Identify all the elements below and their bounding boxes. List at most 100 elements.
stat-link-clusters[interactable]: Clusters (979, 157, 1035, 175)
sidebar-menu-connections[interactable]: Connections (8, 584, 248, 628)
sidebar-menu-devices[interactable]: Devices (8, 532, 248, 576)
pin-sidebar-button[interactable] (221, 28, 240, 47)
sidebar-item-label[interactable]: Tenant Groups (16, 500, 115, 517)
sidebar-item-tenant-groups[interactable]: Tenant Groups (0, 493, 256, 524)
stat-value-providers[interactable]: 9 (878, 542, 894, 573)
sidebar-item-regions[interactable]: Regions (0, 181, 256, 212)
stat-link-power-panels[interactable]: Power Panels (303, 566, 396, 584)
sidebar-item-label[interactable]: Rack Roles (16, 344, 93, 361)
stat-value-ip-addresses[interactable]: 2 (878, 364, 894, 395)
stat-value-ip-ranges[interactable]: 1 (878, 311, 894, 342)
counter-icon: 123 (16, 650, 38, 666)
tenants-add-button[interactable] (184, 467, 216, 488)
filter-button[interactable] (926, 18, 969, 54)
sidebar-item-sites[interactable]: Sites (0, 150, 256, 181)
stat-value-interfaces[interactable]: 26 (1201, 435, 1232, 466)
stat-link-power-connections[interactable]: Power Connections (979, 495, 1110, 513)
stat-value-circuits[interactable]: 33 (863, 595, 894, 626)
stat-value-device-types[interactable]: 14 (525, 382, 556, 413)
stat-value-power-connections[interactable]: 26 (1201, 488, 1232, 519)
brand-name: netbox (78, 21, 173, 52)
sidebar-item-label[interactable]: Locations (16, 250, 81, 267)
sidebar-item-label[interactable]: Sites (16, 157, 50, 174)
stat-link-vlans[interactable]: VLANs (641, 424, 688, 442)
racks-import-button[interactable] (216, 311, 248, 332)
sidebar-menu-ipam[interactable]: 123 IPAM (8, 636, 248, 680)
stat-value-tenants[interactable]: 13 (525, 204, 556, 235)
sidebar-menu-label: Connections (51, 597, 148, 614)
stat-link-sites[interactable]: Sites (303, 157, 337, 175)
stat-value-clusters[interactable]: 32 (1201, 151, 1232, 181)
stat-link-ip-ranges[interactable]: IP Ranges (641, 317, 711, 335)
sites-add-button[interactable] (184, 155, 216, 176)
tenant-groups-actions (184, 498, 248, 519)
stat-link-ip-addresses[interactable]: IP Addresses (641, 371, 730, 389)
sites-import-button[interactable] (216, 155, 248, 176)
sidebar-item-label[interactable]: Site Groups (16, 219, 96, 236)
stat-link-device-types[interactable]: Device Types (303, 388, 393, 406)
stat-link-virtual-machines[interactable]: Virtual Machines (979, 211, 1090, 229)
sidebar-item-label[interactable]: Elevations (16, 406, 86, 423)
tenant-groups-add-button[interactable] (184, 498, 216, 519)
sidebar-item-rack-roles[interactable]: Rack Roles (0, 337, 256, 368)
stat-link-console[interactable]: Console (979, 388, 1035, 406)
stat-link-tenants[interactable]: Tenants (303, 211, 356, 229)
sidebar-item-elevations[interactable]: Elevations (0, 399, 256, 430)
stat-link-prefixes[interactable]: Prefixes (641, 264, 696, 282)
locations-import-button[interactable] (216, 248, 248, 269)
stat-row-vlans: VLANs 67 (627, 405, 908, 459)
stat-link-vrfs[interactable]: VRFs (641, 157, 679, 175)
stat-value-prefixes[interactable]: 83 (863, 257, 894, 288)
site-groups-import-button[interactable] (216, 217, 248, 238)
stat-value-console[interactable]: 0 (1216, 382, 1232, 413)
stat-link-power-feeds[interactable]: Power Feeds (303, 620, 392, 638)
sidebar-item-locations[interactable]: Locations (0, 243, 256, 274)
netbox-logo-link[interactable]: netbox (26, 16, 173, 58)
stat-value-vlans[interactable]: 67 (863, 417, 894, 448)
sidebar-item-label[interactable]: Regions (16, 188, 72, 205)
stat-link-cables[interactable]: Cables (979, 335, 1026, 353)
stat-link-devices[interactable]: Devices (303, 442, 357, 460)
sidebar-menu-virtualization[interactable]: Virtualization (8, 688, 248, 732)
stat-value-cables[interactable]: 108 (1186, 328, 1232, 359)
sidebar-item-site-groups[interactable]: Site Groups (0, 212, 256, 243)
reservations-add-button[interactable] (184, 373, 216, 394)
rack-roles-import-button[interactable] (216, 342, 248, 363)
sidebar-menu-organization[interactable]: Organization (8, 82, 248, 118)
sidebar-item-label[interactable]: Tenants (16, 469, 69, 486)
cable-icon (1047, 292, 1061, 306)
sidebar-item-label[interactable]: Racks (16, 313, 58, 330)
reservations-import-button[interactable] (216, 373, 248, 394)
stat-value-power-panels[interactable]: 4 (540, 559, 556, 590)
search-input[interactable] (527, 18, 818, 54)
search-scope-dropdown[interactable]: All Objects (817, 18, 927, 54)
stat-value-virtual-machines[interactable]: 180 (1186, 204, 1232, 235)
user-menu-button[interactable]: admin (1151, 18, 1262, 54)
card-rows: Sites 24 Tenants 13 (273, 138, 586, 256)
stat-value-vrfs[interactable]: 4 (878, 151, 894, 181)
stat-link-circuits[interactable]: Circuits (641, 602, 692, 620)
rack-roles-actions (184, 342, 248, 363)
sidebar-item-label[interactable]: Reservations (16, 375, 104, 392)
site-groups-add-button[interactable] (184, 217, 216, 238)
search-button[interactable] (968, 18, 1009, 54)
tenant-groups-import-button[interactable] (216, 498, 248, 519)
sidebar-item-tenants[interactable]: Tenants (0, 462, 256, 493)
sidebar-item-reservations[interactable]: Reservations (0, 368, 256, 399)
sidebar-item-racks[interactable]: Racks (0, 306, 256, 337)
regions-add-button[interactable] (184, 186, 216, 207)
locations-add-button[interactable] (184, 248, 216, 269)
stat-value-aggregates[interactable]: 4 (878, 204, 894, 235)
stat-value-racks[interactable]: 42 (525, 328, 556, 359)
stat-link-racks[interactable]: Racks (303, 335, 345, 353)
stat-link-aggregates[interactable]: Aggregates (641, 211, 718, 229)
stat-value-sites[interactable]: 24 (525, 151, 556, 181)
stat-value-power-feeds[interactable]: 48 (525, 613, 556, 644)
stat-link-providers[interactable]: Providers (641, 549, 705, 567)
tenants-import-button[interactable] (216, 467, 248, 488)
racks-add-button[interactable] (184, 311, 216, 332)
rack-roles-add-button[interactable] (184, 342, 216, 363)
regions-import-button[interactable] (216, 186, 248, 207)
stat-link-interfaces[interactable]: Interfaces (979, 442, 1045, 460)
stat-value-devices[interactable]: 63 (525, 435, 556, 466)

================

Directions for this task: Rewrite the data above with every "Tenant Groups" swapped for "Customer Groups", leaving everything else untouched.

Task result:
Identify all the elements below and their bounding boxes. List at most 100 elements.
stat-link-clusters[interactable]: Clusters (979, 157, 1035, 175)
sidebar-menu-connections[interactable]: Connections (8, 584, 248, 628)
sidebar-menu-devices[interactable]: Devices (8, 532, 248, 576)
pin-sidebar-button[interactable] (221, 28, 240, 47)
sidebar-item-label[interactable]: Customer Groups (16, 500, 115, 517)
sidebar-item-tenant-groups[interactable]: Customer Groups (0, 493, 256, 524)
stat-value-providers[interactable]: 9 (878, 542, 894, 573)
sidebar-item-regions[interactable]: Regions (0, 181, 256, 212)
stat-link-power-panels[interactable]: Power Panels (303, 566, 396, 584)
sidebar-item-label[interactable]: Rack Roles (16, 344, 93, 361)
stat-value-ip-addresses[interactable]: 2 (878, 364, 894, 395)
stat-value-ip-ranges[interactable]: 1 (878, 311, 894, 342)
counter-icon: 123 (16, 650, 38, 666)
tenants-add-button[interactable] (184, 467, 216, 488)
filter-button[interactable] (926, 18, 969, 54)
sidebar-item-sites[interactable]: Sites (0, 150, 256, 181)
stat-value-interfaces[interactable]: 26 (1201, 435, 1232, 466)
stat-link-power-connections[interactable]: Power Connections (979, 495, 1110, 513)
stat-value-circuits[interactable]: 33 (863, 595, 894, 626)
stat-value-device-types[interactable]: 14 (525, 382, 556, 413)
stat-value-power-connections[interactable]: 26 (1201, 488, 1232, 519)
brand-name: netbox (78, 21, 173, 52)
sidebar-item-label[interactable]: Locations (16, 250, 81, 267)
sidebar-item-label[interactable]: Sites (16, 157, 50, 174)
stat-link-vlans[interactable]: VLANs (641, 424, 688, 442)
racks-import-button[interactable] (216, 311, 248, 332)
sidebar-menu-ipam[interactable]: 123 IPAM (8, 636, 248, 680)
stat-value-tenants[interactable]: 13 (525, 204, 556, 235)
sidebar-menu-label: Connections (51, 597, 148, 614)
stat-link-sites[interactable]: Sites (303, 157, 337, 175)
stat-value-clusters[interactable]: 32 (1201, 151, 1232, 181)
stat-link-ip-ranges[interactable]: IP Ranges (641, 317, 711, 335)
sites-add-button[interactable] (184, 155, 216, 176)
tenant-groups-actions (184, 498, 248, 519)
stat-link-ip-addresses[interactable]: IP Addresses (641, 371, 730, 389)
sites-import-button[interactable] (216, 155, 248, 176)
sidebar-item-label[interactable]: Site Groups (16, 219, 96, 236)
stat-link-device-types[interactable]: Device Types (303, 388, 393, 406)
stat-link-virtual-machines[interactable]: Virtual Machines (979, 211, 1090, 229)
sidebar-item-label[interactable]: Elevations (16, 406, 86, 423)
tenant-groups-add-button[interactable] (184, 498, 216, 519)
sidebar-item-rack-roles[interactable]: Rack Roles (0, 337, 256, 368)
stat-link-console[interactable]: Console (979, 388, 1035, 406)
stat-link-tenants[interactable]: Tenants (303, 211, 356, 229)
sidebar-item-elevations[interactable]: Elevations (0, 399, 256, 430)
stat-link-prefixes[interactable]: Prefixes (641, 264, 696, 282)
locations-import-button[interactable] (216, 248, 248, 269)
stat-row-vlans: VLANs 67 (627, 405, 908, 459)
stat-link-vrfs[interactable]: VRFs (641, 157, 679, 175)
stat-value-prefixes[interactable]: 83 (863, 257, 894, 288)
site-groups-import-button[interactable] (216, 217, 248, 238)
stat-value-console[interactable]: 0 (1216, 382, 1232, 413)
stat-link-power-feeds[interactable]: Power Feeds (303, 620, 392, 638)
sidebar-item-locations[interactable]: Locations (0, 243, 256, 274)
netbox-logo-link[interactable]: netbox (26, 16, 173, 58)
stat-value-vlans[interactable]: 67 (863, 417, 894, 448)
sidebar-item-label[interactable]: Regions (16, 188, 72, 205)
stat-link-cables[interactable]: Cables (979, 335, 1026, 353)
stat-link-devices[interactable]: Devices (303, 442, 357, 460)
sidebar-menu-virtualization[interactable]: Virtualization (8, 688, 248, 732)
stat-value-cables[interactable]: 108 (1186, 328, 1232, 359)
sidebar-item-site-groups[interactable]: Site Groups (0, 212, 256, 243)
reservations-add-button[interactable] (184, 373, 216, 394)
rack-roles-import-button[interactable] (216, 342, 248, 363)
sidebar-menu-organization[interactable]: Organization (8, 82, 248, 118)
sidebar-item-label[interactable]: Tenants (16, 469, 69, 486)
cable-icon (1047, 292, 1061, 306)
sidebar-item-label[interactable]: Racks (16, 313, 58, 330)
reservations-import-button[interactable] (216, 373, 248, 394)
stat-value-power-panels[interactable]: 4 (540, 559, 556, 590)
search-input[interactable] (527, 18, 818, 54)
search-scope-dropdown[interactable]: All Objects (817, 18, 927, 54)
stat-value-virtual-machines[interactable]: 180 (1186, 204, 1232, 235)
user-menu-button[interactable]: admin (1151, 18, 1262, 54)
card-rows: Sites 24 Tenants 13 (273, 138, 586, 256)
stat-value-vrfs[interactable]: 4 (878, 151, 894, 181)
stat-link-circuits[interactable]: Circuits (641, 602, 692, 620)
rack-roles-actions (184, 342, 248, 363)
sidebar-item-label[interactable]: Reservations (16, 375, 104, 392)
site-groups-add-button[interactable] (184, 217, 216, 238)
search-button[interactable] (968, 18, 1009, 54)
tenant-groups-import-button[interactable] (216, 498, 248, 519)
sidebar-item-tenants[interactable]: Tenants (0, 462, 256, 493)
sidebar-item-reservations[interactable]: Reservations (0, 368, 256, 399)
sidebar-item-racks[interactable]: Racks (0, 306, 256, 337)
regions-add-button[interactable] (184, 186, 216, 207)
locations-add-button[interactable] (184, 248, 216, 269)
stat-value-aggregates[interactable]: 4 (878, 204, 894, 235)
stat-value-racks[interactable]: 42 (525, 328, 556, 359)
stat-link-racks[interactable]: Racks (303, 335, 345, 353)
stat-link-aggregates[interactable]: Aggregates (641, 211, 718, 229)
stat-value-sites[interactable]: 24 (525, 151, 556, 181)
stat-value-power-feeds[interactable]: 48 (525, 613, 556, 644)
stat-link-providers[interactable]: Providers (641, 549, 705, 567)
tenants-import-button[interactable] (216, 467, 248, 488)
racks-add-button[interactable] (184, 311, 216, 332)
rack-roles-add-button[interactable] (184, 342, 216, 363)
regions-import-button[interactable] (216, 186, 248, 207)
stat-link-interfaces[interactable]: Interfaces (979, 442, 1045, 460)
stat-value-devices[interactable]: 63 (525, 435, 556, 466)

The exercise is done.